═══ Dataset entries ═══

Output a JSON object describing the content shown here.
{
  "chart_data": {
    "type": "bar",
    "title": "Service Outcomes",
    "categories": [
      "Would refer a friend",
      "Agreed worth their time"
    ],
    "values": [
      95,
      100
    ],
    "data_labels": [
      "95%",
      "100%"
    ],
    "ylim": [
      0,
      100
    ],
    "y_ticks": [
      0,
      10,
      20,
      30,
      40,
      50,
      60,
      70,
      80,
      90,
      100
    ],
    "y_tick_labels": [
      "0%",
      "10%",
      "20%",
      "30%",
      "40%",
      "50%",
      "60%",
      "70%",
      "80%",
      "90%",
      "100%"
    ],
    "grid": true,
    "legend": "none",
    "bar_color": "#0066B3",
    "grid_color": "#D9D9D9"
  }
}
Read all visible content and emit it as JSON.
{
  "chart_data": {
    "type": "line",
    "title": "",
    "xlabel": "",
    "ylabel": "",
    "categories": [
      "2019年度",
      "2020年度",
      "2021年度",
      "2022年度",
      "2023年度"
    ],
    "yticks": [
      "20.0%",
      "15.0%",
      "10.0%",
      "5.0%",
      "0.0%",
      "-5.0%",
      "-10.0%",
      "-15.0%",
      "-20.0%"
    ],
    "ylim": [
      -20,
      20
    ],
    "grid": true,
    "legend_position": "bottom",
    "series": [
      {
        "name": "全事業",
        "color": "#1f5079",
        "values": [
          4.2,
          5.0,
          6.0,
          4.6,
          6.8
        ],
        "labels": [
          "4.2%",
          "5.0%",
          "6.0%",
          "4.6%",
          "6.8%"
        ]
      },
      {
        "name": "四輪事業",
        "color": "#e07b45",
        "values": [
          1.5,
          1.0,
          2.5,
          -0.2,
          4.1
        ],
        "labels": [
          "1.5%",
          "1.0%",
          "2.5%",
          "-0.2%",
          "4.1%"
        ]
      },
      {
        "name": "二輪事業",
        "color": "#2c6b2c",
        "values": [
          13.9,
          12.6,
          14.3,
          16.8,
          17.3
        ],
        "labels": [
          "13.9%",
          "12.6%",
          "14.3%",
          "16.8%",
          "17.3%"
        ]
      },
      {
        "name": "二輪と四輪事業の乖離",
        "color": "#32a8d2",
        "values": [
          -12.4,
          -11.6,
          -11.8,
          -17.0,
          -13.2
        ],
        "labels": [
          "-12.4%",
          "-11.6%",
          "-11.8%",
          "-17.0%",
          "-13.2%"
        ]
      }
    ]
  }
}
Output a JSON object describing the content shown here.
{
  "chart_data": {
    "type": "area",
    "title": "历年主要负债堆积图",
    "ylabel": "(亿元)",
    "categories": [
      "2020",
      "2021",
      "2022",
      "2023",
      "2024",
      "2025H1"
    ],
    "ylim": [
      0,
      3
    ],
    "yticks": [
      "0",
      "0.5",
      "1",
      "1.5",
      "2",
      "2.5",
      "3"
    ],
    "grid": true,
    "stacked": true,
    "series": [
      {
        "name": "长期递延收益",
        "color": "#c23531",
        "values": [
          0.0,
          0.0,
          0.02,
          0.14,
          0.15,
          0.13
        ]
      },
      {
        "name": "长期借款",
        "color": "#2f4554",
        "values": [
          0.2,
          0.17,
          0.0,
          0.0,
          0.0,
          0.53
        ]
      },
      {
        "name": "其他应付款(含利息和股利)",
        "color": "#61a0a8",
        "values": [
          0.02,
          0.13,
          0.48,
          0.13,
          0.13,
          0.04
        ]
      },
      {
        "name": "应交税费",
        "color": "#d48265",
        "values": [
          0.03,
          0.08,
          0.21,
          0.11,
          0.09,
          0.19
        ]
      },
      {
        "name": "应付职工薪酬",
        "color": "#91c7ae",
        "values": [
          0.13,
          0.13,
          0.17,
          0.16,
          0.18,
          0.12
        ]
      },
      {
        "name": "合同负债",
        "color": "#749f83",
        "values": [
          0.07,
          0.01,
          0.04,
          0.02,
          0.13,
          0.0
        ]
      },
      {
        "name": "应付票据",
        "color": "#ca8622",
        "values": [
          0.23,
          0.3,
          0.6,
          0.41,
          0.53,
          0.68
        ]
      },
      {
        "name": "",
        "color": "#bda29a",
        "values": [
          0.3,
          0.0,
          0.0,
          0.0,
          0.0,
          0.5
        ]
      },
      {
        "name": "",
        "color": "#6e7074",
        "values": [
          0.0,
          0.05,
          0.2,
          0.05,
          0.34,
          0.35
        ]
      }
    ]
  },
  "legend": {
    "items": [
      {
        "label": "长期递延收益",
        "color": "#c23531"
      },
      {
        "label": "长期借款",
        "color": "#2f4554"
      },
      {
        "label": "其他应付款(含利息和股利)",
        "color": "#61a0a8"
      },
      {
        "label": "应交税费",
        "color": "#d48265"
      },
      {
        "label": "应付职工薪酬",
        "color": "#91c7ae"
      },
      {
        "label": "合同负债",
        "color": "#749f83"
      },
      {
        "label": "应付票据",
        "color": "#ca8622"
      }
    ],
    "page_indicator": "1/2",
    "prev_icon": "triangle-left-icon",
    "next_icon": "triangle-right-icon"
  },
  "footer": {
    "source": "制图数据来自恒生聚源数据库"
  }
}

═══

> [Set problem]: Copy every line from the records above that contains the word "其他应付款".

> [Final answer]:
        "name": "其他应付款(含利息和股利)",
        "label": "其他应付款(含利息和股利)",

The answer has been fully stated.